▸ **AIM OF THE TASK**: Could you transcribe the material below exactly, without leaving out a single line?
--
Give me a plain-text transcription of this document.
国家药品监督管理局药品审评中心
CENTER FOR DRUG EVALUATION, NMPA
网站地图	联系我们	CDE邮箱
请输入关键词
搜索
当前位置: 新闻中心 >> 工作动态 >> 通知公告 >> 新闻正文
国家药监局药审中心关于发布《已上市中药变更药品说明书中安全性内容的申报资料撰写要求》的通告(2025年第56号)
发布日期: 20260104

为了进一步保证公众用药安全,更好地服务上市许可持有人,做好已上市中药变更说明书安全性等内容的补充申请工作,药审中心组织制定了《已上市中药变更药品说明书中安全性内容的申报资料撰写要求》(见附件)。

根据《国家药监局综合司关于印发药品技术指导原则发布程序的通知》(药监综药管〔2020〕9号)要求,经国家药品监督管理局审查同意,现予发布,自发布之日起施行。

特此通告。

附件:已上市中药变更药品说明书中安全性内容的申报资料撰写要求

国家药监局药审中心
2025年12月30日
--
▸ **FINAL ANSWER**:
Give me a plain-text transcription of this document.
国家药品监督管理局药品审评中心
CENTER FOR DRUG EVALUATION, NMPA
网站地图	联系我们	CDE邮箱
请输入关键词
搜索
当前位置: 新闻中心 >> 工作动态 >> 通知公告 >> 新闻正文
国家药监局药审中心关于发布《已上市中药变更药品说明书中安全性内容的申报资料撰写要求》的通告(2025年第56号)
发布日期: 20260104

为了进一步保证公众用药安全,更好地服务上市许可持有人,做好已上市中药变更说明书安全性等内容的补充申请工作,药审中心组织制定了《已上市中药变更药品说明书中安全性内容的申报资料撰写要求》(见附件)。

根据《国家药监局综合司关于印发药品技术指导原则发布程序的通知》(药监综药管〔2020〕9号)要求,经国家药品监督管理局审查同意,现予发布,自发布之日起施行。

特此通告。

附件:已上市中药变更药品说明书中安全性内容的申报资料撰写要求

国家药监局药审中心
2025年12月30日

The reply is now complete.